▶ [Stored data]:
□ □ □

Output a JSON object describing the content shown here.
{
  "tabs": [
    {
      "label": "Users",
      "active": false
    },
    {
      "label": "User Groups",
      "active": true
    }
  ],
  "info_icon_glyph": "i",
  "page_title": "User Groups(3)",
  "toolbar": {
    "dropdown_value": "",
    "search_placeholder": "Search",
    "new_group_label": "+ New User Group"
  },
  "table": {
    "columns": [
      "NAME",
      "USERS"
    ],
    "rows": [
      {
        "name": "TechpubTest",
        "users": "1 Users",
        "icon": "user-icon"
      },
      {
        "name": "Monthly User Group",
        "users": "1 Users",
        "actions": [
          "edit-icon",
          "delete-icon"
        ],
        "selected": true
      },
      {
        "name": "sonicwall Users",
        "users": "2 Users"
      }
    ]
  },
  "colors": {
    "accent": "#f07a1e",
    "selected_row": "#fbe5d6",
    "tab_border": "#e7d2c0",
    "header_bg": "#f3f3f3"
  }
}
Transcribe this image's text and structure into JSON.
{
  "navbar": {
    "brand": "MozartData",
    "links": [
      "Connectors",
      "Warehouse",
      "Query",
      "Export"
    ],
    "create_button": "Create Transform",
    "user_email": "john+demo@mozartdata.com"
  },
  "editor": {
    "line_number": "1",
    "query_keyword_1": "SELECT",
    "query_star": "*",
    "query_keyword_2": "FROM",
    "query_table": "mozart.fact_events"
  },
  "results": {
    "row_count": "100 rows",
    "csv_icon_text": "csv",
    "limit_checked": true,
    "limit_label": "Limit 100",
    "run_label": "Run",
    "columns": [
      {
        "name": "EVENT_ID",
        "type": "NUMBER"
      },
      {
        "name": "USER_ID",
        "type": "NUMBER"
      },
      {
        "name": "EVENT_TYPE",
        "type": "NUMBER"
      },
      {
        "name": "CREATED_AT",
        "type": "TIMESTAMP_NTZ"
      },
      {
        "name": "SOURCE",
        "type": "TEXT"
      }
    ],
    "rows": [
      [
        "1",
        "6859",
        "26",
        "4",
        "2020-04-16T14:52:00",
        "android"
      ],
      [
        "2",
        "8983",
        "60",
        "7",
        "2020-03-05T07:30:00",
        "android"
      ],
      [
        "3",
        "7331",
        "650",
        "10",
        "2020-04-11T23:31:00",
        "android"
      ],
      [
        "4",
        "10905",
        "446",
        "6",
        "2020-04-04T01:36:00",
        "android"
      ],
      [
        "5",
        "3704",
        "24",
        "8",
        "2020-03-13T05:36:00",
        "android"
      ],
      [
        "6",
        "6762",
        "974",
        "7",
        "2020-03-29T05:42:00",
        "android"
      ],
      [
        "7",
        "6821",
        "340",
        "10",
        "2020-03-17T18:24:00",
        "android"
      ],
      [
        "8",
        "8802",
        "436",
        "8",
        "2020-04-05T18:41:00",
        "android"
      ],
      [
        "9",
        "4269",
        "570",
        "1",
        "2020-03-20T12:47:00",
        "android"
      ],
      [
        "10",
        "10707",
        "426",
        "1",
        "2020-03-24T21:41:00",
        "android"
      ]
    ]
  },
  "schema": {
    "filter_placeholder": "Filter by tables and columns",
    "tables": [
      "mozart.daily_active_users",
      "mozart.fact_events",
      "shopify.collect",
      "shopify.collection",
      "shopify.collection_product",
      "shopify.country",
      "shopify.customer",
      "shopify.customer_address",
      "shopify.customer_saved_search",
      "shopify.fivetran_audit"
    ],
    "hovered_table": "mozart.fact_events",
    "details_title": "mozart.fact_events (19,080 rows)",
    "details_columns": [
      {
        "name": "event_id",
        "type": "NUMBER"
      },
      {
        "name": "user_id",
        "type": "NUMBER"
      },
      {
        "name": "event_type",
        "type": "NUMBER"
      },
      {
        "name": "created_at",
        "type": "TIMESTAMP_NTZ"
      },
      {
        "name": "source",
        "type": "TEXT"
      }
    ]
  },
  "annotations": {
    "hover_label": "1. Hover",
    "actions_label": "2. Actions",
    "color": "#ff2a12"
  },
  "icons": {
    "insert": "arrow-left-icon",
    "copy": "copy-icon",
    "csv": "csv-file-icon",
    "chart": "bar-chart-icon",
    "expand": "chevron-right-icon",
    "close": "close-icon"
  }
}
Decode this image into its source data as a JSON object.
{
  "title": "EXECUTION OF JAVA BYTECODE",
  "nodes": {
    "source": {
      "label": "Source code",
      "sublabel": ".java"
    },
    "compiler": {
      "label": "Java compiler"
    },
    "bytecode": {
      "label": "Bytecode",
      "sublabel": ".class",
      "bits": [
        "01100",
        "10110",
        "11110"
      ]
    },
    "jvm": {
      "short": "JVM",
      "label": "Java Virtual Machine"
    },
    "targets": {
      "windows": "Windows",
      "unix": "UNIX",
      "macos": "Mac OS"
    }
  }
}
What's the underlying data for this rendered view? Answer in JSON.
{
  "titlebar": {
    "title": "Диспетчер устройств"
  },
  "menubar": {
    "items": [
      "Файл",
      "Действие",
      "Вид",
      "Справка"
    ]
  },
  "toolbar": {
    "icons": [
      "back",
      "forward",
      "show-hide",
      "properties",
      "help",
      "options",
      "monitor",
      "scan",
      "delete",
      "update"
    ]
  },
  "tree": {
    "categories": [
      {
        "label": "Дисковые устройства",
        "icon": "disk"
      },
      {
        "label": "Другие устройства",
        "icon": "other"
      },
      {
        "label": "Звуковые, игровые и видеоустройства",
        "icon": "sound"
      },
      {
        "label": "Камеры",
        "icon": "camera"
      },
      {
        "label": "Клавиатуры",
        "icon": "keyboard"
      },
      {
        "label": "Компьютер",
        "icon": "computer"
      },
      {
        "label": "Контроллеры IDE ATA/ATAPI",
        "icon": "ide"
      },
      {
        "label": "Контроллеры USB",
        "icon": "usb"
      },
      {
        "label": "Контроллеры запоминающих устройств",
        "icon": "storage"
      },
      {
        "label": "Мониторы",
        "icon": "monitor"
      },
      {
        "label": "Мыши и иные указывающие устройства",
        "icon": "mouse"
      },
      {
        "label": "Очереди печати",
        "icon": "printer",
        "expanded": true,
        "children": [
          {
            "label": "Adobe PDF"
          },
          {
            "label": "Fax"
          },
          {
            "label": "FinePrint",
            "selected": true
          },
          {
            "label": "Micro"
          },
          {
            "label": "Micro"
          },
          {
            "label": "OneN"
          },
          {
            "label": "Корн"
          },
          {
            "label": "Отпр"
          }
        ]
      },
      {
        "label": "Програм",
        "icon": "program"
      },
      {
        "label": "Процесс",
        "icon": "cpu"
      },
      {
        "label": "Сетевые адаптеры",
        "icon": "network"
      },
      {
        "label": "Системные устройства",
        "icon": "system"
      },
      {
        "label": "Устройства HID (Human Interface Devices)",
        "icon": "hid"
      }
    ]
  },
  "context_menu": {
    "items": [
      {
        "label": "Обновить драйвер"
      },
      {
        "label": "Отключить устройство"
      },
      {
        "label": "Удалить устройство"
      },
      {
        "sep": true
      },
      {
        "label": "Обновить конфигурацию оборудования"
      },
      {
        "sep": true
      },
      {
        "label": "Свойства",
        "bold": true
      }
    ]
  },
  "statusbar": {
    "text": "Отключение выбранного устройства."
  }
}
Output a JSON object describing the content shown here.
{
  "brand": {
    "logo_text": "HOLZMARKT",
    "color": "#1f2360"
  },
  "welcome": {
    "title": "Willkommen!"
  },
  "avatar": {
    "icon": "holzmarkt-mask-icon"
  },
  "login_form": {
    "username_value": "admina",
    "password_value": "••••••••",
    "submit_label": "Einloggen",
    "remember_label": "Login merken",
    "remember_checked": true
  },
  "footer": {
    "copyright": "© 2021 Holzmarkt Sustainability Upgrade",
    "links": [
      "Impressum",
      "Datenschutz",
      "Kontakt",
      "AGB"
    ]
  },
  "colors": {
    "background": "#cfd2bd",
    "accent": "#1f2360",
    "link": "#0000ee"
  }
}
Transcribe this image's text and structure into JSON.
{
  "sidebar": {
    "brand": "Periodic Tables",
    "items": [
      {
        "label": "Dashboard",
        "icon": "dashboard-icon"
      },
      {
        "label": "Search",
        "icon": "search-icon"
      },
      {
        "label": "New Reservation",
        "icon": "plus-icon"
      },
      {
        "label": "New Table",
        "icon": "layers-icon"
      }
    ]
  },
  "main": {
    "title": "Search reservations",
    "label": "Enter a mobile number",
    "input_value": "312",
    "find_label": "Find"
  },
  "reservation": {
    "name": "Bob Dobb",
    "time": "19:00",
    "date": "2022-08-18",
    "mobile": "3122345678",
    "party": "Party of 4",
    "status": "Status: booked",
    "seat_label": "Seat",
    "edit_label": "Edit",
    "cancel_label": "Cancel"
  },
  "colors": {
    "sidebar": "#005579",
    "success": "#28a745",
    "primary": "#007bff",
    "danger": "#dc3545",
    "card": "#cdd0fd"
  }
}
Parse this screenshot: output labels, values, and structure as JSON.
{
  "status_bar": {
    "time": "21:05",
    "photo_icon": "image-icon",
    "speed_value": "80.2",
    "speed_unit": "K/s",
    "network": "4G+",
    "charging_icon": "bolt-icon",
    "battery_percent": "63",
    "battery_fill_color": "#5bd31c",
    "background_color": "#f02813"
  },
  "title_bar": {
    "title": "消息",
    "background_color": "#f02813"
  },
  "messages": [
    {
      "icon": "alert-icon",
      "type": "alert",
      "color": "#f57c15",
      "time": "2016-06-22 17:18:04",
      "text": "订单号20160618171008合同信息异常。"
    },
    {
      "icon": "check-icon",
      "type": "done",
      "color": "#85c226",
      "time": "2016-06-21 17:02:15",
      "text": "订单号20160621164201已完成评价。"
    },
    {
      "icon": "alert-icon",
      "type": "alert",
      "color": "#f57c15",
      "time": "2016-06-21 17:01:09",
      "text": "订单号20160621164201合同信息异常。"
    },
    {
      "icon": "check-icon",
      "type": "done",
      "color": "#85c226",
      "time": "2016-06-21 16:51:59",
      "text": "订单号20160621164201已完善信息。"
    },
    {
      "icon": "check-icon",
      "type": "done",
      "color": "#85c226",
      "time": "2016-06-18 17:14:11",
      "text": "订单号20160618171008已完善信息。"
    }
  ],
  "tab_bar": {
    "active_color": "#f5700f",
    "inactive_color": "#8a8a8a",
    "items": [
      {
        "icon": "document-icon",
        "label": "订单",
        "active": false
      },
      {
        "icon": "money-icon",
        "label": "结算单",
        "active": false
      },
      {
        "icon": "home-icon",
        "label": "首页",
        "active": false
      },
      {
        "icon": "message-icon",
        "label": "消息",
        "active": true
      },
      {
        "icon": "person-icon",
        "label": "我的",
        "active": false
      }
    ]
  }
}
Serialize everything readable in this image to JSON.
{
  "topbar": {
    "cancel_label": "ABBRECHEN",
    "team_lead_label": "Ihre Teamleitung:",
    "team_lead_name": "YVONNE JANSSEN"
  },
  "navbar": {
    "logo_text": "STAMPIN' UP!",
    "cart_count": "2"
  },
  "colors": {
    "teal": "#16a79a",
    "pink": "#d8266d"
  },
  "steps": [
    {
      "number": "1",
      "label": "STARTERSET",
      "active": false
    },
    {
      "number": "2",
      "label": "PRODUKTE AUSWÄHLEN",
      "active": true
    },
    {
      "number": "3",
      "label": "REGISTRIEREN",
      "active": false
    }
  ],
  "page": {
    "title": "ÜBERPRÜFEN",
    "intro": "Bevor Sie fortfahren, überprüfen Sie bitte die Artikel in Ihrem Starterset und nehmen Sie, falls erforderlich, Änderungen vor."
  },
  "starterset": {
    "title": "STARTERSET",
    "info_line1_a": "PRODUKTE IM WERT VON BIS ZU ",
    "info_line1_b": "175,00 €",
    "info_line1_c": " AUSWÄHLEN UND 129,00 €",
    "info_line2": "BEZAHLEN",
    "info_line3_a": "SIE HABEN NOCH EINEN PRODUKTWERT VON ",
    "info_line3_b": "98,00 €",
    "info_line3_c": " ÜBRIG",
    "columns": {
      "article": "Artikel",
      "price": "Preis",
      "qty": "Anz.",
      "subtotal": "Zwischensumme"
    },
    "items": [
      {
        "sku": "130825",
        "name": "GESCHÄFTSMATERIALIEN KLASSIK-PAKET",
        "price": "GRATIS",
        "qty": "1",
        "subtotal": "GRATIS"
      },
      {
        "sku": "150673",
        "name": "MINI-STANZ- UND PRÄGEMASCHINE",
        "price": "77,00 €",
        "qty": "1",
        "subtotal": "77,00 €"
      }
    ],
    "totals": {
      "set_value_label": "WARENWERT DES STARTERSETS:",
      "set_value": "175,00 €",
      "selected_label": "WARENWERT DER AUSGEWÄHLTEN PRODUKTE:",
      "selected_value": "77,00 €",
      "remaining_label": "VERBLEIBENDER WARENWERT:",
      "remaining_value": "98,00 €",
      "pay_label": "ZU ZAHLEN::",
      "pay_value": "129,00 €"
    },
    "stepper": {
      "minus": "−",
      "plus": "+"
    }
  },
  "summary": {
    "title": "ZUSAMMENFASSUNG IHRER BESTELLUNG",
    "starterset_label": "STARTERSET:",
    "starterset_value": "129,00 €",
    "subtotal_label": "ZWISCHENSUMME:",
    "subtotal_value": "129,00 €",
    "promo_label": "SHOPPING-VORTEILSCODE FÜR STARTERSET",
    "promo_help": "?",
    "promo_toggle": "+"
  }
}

□ □ □

Provide the number of lines in the entries that include "AUSWÄHLEN", and no other text.

▶ [IN RESPONSE]:
2